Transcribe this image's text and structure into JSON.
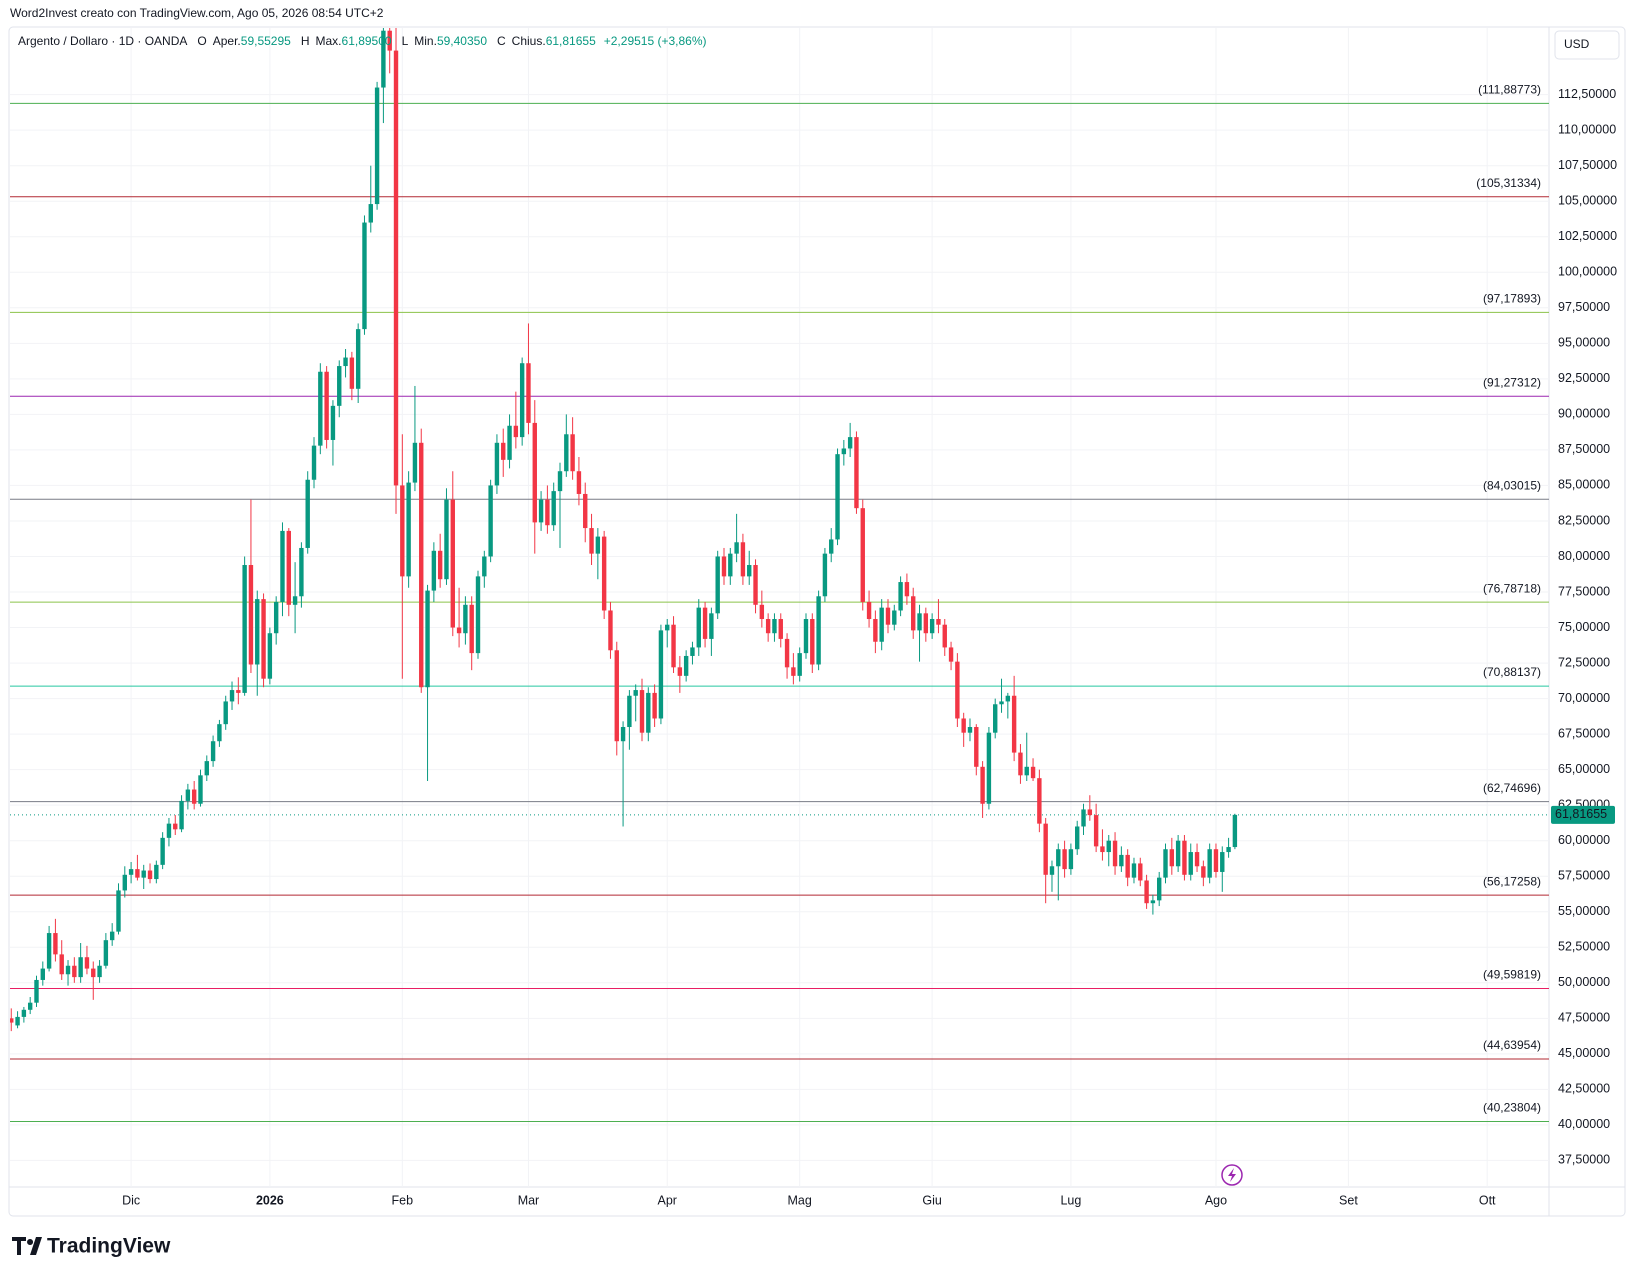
{
  "header": {
    "credit": "Word2Invest creato con TradingView.com, Ago 05, 2026 08:54 UTC+2",
    "symbol": "Argento / Dollaro · 1D · OANDA",
    "items": [
      {
        "key": "O",
        "name": "Aper.",
        "value": "59,55295"
      },
      {
        "key": "H",
        "name": "Max.",
        "value": "61,89500"
      },
      {
        "key": "L",
        "name": "Min.",
        "value": "59,40350"
      },
      {
        "key": "C",
        "name": "Chius.",
        "value": "61,81655"
      }
    ],
    "change": "+2,29515 (+3,86%)",
    "currency": "USD",
    "brand": "TradingView"
  },
  "chart_data": {
    "type": "candlestick",
    "up_color": "#089981",
    "down_color": "#f23645",
    "grid": true,
    "xlim": [
      -0.2,
      243.8
    ],
    "ylim": [
      35.63,
      117.19
    ],
    "xticks": [
      {
        "value": 19,
        "label": "Dic"
      },
      {
        "value": 41,
        "label": "2026"
      },
      {
        "value": 62,
        "label": "Feb"
      },
      {
        "value": 82,
        "label": "Mar"
      },
      {
        "value": 104,
        "label": "Apr"
      },
      {
        "value": 125,
        "label": "Mag"
      },
      {
        "value": 146,
        "label": "Giu"
      },
      {
        "value": 168,
        "label": "Lug"
      },
      {
        "value": 191,
        "label": "Ago"
      },
      {
        "value": 212,
        "label": "Set"
      },
      {
        "value": 234,
        "label": "Ott"
      }
    ],
    "yticks": [
      {
        "value": 37.5,
        "label": "37,50000"
      },
      {
        "value": 40,
        "label": "40,00000"
      },
      {
        "value": 42.5,
        "label": "42,50000"
      },
      {
        "value": 45,
        "label": "45,00000"
      },
      {
        "value": 47.5,
        "label": "47,50000"
      },
      {
        "value": 50,
        "label": "50,00000"
      },
      {
        "value": 52.5,
        "label": "52,50000"
      },
      {
        "value": 55,
        "label": "55,00000"
      },
      {
        "value": 57.5,
        "label": "57,50000"
      },
      {
        "value": 60,
        "label": "60,00000"
      },
      {
        "value": 62.5,
        "label": "62,50000"
      },
      {
        "value": 65,
        "label": "65,00000"
      },
      {
        "value": 67.5,
        "label": "67,50000"
      },
      {
        "value": 70,
        "label": "70,00000"
      },
      {
        "value": 72.5,
        "label": "72,50000"
      },
      {
        "value": 75,
        "label": "75,00000"
      },
      {
        "value": 77.5,
        "label": "77,50000"
      },
      {
        "value": 80,
        "label": "80,00000"
      },
      {
        "value": 82.5,
        "label": "82,50000"
      },
      {
        "value": 85,
        "label": "85,00000"
      },
      {
        "value": 87.5,
        "label": "87,50000"
      },
      {
        "value": 90,
        "label": "90,00000"
      },
      {
        "value": 92.5,
        "label": "92,50000"
      },
      {
        "value": 95,
        "label": "95,00000"
      },
      {
        "value": 97.5,
        "label": "97,50000"
      },
      {
        "value": 100,
        "label": "100,00000"
      },
      {
        "value": 102.5,
        "label": "102,50000"
      },
      {
        "value": 105,
        "label": "105,00000"
      },
      {
        "value": 107.5,
        "label": "107,50000"
      },
      {
        "value": 110,
        "label": "110,00000"
      },
      {
        "value": 112.5,
        "label": "112,50000"
      }
    ],
    "levels": [
      {
        "value": 111.88773,
        "label": "(111,88773)",
        "color": "#4caf50"
      },
      {
        "value": 105.31334,
        "label": "(105,31334)",
        "color": "#b22833"
      },
      {
        "value": 97.17893,
        "label": "(97,17893)",
        "color": "#8bc34a"
      },
      {
        "value": 91.27312,
        "label": "(91,27312)",
        "color": "#9c27b0"
      },
      {
        "value": 84.03015,
        "label": "(84,03015)",
        "color": "#787b86"
      },
      {
        "value": 76.78718,
        "label": "(76,78718)",
        "color": "#8bc34a"
      },
      {
        "value": 70.88137,
        "label": "(70,88137)",
        "color": "#26c6a0"
      },
      {
        "value": 62.74696,
        "label": "(62,74696)",
        "color": "#787b86"
      },
      {
        "value": 56.17258,
        "label": "(56,17258)",
        "color": "#b22833"
      },
      {
        "value": 49.59819,
        "label": "(49,59819)",
        "color": "#e91e63"
      },
      {
        "value": 44.63954,
        "label": "(44,63954)",
        "color": "#b22833"
      },
      {
        "value": 40.23804,
        "label": "(40,23804)",
        "color": "#4caf50"
      }
    ],
    "last_price": {
      "value": 61.81655,
      "label": "61,81655",
      "color": "#089981"
    },
    "candles": [
      [
        47.5,
        48.2,
        46.6,
        47.2
      ],
      [
        47.0,
        48.0,
        46.8,
        47.6
      ],
      [
        47.6,
        48.3,
        47.2,
        48.1
      ],
      [
        48.1,
        49.0,
        47.8,
        48.6
      ],
      [
        48.6,
        50.5,
        48.3,
        50.2
      ],
      [
        50.2,
        51.5,
        49.8,
        51.0
      ],
      [
        51.0,
        54.0,
        50.8,
        53.5
      ],
      [
        53.5,
        54.5,
        51.5,
        52.0
      ],
      [
        52.0,
        53.0,
        50.2,
        50.6
      ],
      [
        50.6,
        51.6,
        49.8,
        51.2
      ],
      [
        51.2,
        51.8,
        50.0,
        50.4
      ],
      [
        50.4,
        52.8,
        50.0,
        51.8
      ],
      [
        51.8,
        52.6,
        50.6,
        51.0
      ],
      [
        51.0,
        51.5,
        48.8,
        50.4
      ],
      [
        50.4,
        51.6,
        50.0,
        51.2
      ],
      [
        51.2,
        53.5,
        51.0,
        53.0
      ],
      [
        53.0,
        54.2,
        52.6,
        53.6
      ],
      [
        53.6,
        57.0,
        53.4,
        56.5
      ],
      [
        56.5,
        58.2,
        56.0,
        57.6
      ],
      [
        57.6,
        58.5,
        57.0,
        58.0
      ],
      [
        58.0,
        59.0,
        57.2,
        57.4
      ],
      [
        57.4,
        58.3,
        56.6,
        57.9
      ],
      [
        57.9,
        58.4,
        57.0,
        57.3
      ],
      [
        57.3,
        58.6,
        57.0,
        58.3
      ],
      [
        58.3,
        60.6,
        58.0,
        60.2
      ],
      [
        60.2,
        61.6,
        59.6,
        61.2
      ],
      [
        61.2,
        61.8,
        60.4,
        60.8
      ],
      [
        60.8,
        63.2,
        60.6,
        62.8
      ],
      [
        62.8,
        64.0,
        62.2,
        63.6
      ],
      [
        63.6,
        64.2,
        62.2,
        62.6
      ],
      [
        62.6,
        65.0,
        62.4,
        64.6
      ],
      [
        64.6,
        66.0,
        64.2,
        65.6
      ],
      [
        65.6,
        67.4,
        65.2,
        67.0
      ],
      [
        67.0,
        68.5,
        66.6,
        68.2
      ],
      [
        68.2,
        70.2,
        67.8,
        69.8
      ],
      [
        69.8,
        71.2,
        69.2,
        70.6
      ],
      [
        70.6,
        71.5,
        69.6,
        70.4
      ],
      [
        70.4,
        80.0,
        70.2,
        79.4
      ],
      [
        79.4,
        84.0,
        71.8,
        72.4
      ],
      [
        72.4,
        77.6,
        70.2,
        77.0
      ],
      [
        77.0,
        77.4,
        70.8,
        71.4
      ],
      [
        71.4,
        75.0,
        71.0,
        74.6
      ],
      [
        74.6,
        77.2,
        73.8,
        76.8
      ],
      [
        76.8,
        82.4,
        75.8,
        81.8
      ],
      [
        81.8,
        82.0,
        75.8,
        76.6
      ],
      [
        76.6,
        79.6,
        74.6,
        77.2
      ],
      [
        77.2,
        81.0,
        76.4,
        80.6
      ],
      [
        80.6,
        86.0,
        80.2,
        85.4
      ],
      [
        85.4,
        88.4,
        84.8,
        87.8
      ],
      [
        87.8,
        93.6,
        87.2,
        93.0
      ],
      [
        93.0,
        93.4,
        87.6,
        88.2
      ],
      [
        88.2,
        91.0,
        86.4,
        90.6
      ],
      [
        90.6,
        93.8,
        89.8,
        93.4
      ],
      [
        93.4,
        94.6,
        92.6,
        94.0
      ],
      [
        94.0,
        94.4,
        91.0,
        91.8
      ],
      [
        91.8,
        96.4,
        90.8,
        96.0
      ],
      [
        96.0,
        104.0,
        95.6,
        103.5
      ],
      [
        103.5,
        107.5,
        102.8,
        104.8
      ],
      [
        104.8,
        113.4,
        104.4,
        113.0
      ],
      [
        113.0,
        118.5,
        110.5,
        117.0
      ],
      [
        117.0,
        121.0,
        114.0,
        115.6
      ],
      [
        115.6,
        120.5,
        83.0,
        85.0
      ],
      [
        85.0,
        88.6,
        71.4,
        78.6
      ],
      [
        78.6,
        86.0,
        77.8,
        85.2
      ],
      [
        85.2,
        92.0,
        84.6,
        88.0
      ],
      [
        88.0,
        89.0,
        70.4,
        70.8
      ],
      [
        70.8,
        78.0,
        64.2,
        77.6
      ],
      [
        77.6,
        81.0,
        76.8,
        80.4
      ],
      [
        80.4,
        81.6,
        77.8,
        78.4
      ],
      [
        78.4,
        84.8,
        78.0,
        84.0
      ],
      [
        84.0,
        86.0,
        74.4,
        75.0
      ],
      [
        75.0,
        77.8,
        73.6,
        74.6
      ],
      [
        74.6,
        77.2,
        73.8,
        76.6
      ],
      [
        76.6,
        77.2,
        72.0,
        73.2
      ],
      [
        73.2,
        79.0,
        72.8,
        78.6
      ],
      [
        78.6,
        80.4,
        77.8,
        80.0
      ],
      [
        80.0,
        85.4,
        79.6,
        85.0
      ],
      [
        85.0,
        88.6,
        84.4,
        88.0
      ],
      [
        88.0,
        89.0,
        85.6,
        86.8
      ],
      [
        86.8,
        90.0,
        86.2,
        89.2
      ],
      [
        89.2,
        91.6,
        87.6,
        88.4
      ],
      [
        88.4,
        94.0,
        87.8,
        93.6
      ],
      [
        93.6,
        96.4,
        88.6,
        89.4
      ],
      [
        89.4,
        91.0,
        80.2,
        82.4
      ],
      [
        82.4,
        84.6,
        81.8,
        84.0
      ],
      [
        84.0,
        85.0,
        81.6,
        82.2
      ],
      [
        82.2,
        85.2,
        81.8,
        84.6
      ],
      [
        84.6,
        86.6,
        80.6,
        86.0
      ],
      [
        86.0,
        90.0,
        85.6,
        88.6
      ],
      [
        88.6,
        89.8,
        85.4,
        86.0
      ],
      [
        86.0,
        87.0,
        83.6,
        84.4
      ],
      [
        84.4,
        85.2,
        81.0,
        82.0
      ],
      [
        82.0,
        83.0,
        79.4,
        80.2
      ],
      [
        80.2,
        82.0,
        78.4,
        81.4
      ],
      [
        81.4,
        81.8,
        75.6,
        76.2
      ],
      [
        76.2,
        76.8,
        72.8,
        73.4
      ],
      [
        73.4,
        74.0,
        66.0,
        67.0
      ],
      [
        67.0,
        68.4,
        61.0,
        68.0
      ],
      [
        68.0,
        70.6,
        66.4,
        70.2
      ],
      [
        70.2,
        71.0,
        68.4,
        70.6
      ],
      [
        70.6,
        71.4,
        67.0,
        67.6
      ],
      [
        67.6,
        70.8,
        67.0,
        70.4
      ],
      [
        70.4,
        71.0,
        68.0,
        68.6
      ],
      [
        68.6,
        75.2,
        68.2,
        74.8
      ],
      [
        74.8,
        75.6,
        73.6,
        75.2
      ],
      [
        75.2,
        75.8,
        71.8,
        72.2
      ],
      [
        72.2,
        73.0,
        70.4,
        71.6
      ],
      [
        71.6,
        73.4,
        71.2,
        73.0
      ],
      [
        73.0,
        74.0,
        72.4,
        73.6
      ],
      [
        73.6,
        77.0,
        73.0,
        76.4
      ],
      [
        76.4,
        76.8,
        73.6,
        74.2
      ],
      [
        74.2,
        76.4,
        73.0,
        76.0
      ],
      [
        76.0,
        80.4,
        75.6,
        80.0
      ],
      [
        80.0,
        80.6,
        78.0,
        78.6
      ],
      [
        78.6,
        80.6,
        78.0,
        80.2
      ],
      [
        80.2,
        83.0,
        79.6,
        81.0
      ],
      [
        81.0,
        81.6,
        78.0,
        78.6
      ],
      [
        78.6,
        80.4,
        78.0,
        79.4
      ],
      [
        79.4,
        79.8,
        76.0,
        76.6
      ],
      [
        76.6,
        77.6,
        75.0,
        75.6
      ],
      [
        75.6,
        76.0,
        74.0,
        74.6
      ],
      [
        74.6,
        76.0,
        74.0,
        75.6
      ],
      [
        75.6,
        76.0,
        73.6,
        74.2
      ],
      [
        74.2,
        74.6,
        71.4,
        72.2
      ],
      [
        72.2,
        73.2,
        71.0,
        71.6
      ],
      [
        71.6,
        73.6,
        71.2,
        73.2
      ],
      [
        73.2,
        76.0,
        72.8,
        75.6
      ],
      [
        75.6,
        76.0,
        71.8,
        72.4
      ],
      [
        72.4,
        77.6,
        72.0,
        77.2
      ],
      [
        77.2,
        80.6,
        76.8,
        80.2
      ],
      [
        80.2,
        82.0,
        79.6,
        81.2
      ],
      [
        81.2,
        87.6,
        80.8,
        87.2
      ],
      [
        87.2,
        88.2,
        86.4,
        87.6
      ],
      [
        87.6,
        89.4,
        87.0,
        88.4
      ],
      [
        88.4,
        88.8,
        83.0,
        83.4
      ],
      [
        83.4,
        84.0,
        76.2,
        76.8
      ],
      [
        76.8,
        77.6,
        75.0,
        75.6
      ],
      [
        75.6,
        76.2,
        73.2,
        74.0
      ],
      [
        74.0,
        77.0,
        73.4,
        76.4
      ],
      [
        76.4,
        77.0,
        74.6,
        75.2
      ],
      [
        75.2,
        76.6,
        74.8,
        76.2
      ],
      [
        76.2,
        78.6,
        75.8,
        78.2
      ],
      [
        78.2,
        78.8,
        76.6,
        77.2
      ],
      [
        77.2,
        77.8,
        74.2,
        74.8
      ],
      [
        74.8,
        76.6,
        72.6,
        76.0
      ],
      [
        76.0,
        76.4,
        74.0,
        74.6
      ],
      [
        74.6,
        76.0,
        74.2,
        75.6
      ],
      [
        75.6,
        77.0,
        74.6,
        75.2
      ],
      [
        75.2,
        75.6,
        73.0,
        73.6
      ],
      [
        73.6,
        74.0,
        72.0,
        72.6
      ],
      [
        72.6,
        73.2,
        68.0,
        68.6
      ],
      [
        68.6,
        69.0,
        66.6,
        67.6
      ],
      [
        67.6,
        68.6,
        67.0,
        68.0
      ],
      [
        68.0,
        68.2,
        64.6,
        65.2
      ],
      [
        65.2,
        65.6,
        61.6,
        62.6
      ],
      [
        62.6,
        68.0,
        62.2,
        67.6
      ],
      [
        67.6,
        70.0,
        67.2,
        69.6
      ],
      [
        69.6,
        71.4,
        69.0,
        69.8
      ],
      [
        69.8,
        70.4,
        68.6,
        70.2
      ],
      [
        70.2,
        71.6,
        65.6,
        66.2
      ],
      [
        66.2,
        66.8,
        64.0,
        64.6
      ],
      [
        64.6,
        67.6,
        64.2,
        65.2
      ],
      [
        65.2,
        65.8,
        64.2,
        64.4
      ],
      [
        64.4,
        65.0,
        60.6,
        61.2
      ],
      [
        61.2,
        61.6,
        55.6,
        57.6
      ],
      [
        57.6,
        58.6,
        56.4,
        58.2
      ],
      [
        58.2,
        59.8,
        55.8,
        59.4
      ],
      [
        59.4,
        60.0,
        57.4,
        58.0
      ],
      [
        58.0,
        59.8,
        57.6,
        59.4
      ],
      [
        59.4,
        61.4,
        59.0,
        61.0
      ],
      [
        61.0,
        62.6,
        60.4,
        62.2
      ],
      [
        62.2,
        63.2,
        61.4,
        61.8
      ],
      [
        61.8,
        62.6,
        59.2,
        59.6
      ],
      [
        59.6,
        60.8,
        58.6,
        59.2
      ],
      [
        59.2,
        60.4,
        58.2,
        60.0
      ],
      [
        60.0,
        60.6,
        57.6,
        58.2
      ],
      [
        58.2,
        59.6,
        57.8,
        59.0
      ],
      [
        59.0,
        59.4,
        56.8,
        57.4
      ],
      [
        57.4,
        58.8,
        57.0,
        58.4
      ],
      [
        58.4,
        58.8,
        56.8,
        57.2
      ],
      [
        57.2,
        57.6,
        55.2,
        55.6
      ],
      [
        55.6,
        56.2,
        54.8,
        55.8
      ],
      [
        55.8,
        57.8,
        55.4,
        57.4
      ],
      [
        57.4,
        59.8,
        57.0,
        59.4
      ],
      [
        59.4,
        60.2,
        57.6,
        58.2
      ],
      [
        58.2,
        60.4,
        57.8,
        60.0
      ],
      [
        60.0,
        60.4,
        57.2,
        57.6
      ],
      [
        57.6,
        59.8,
        57.2,
        59.2
      ],
      [
        59.2,
        59.8,
        57.8,
        58.2
      ],
      [
        58.2,
        58.6,
        56.8,
        57.4
      ],
      [
        57.4,
        59.8,
        57.0,
        59.4
      ],
      [
        59.4,
        59.8,
        57.4,
        57.8
      ],
      [
        57.8,
        59.6,
        56.4,
        59.2
      ],
      [
        59.2,
        60.2,
        58.8,
        59.55295
      ],
      [
        59.55295,
        61.895,
        59.4035,
        61.81655
      ]
    ]
  }
}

What the exercise asks: Select from the material above each line in which the string "TradingView" appears, and list those lines.

Reply:
    "credit": "Word2Invest creato con TradingView.com, Ago 05, 2026 08:54 UTC+2",
    "brand": "TradingView"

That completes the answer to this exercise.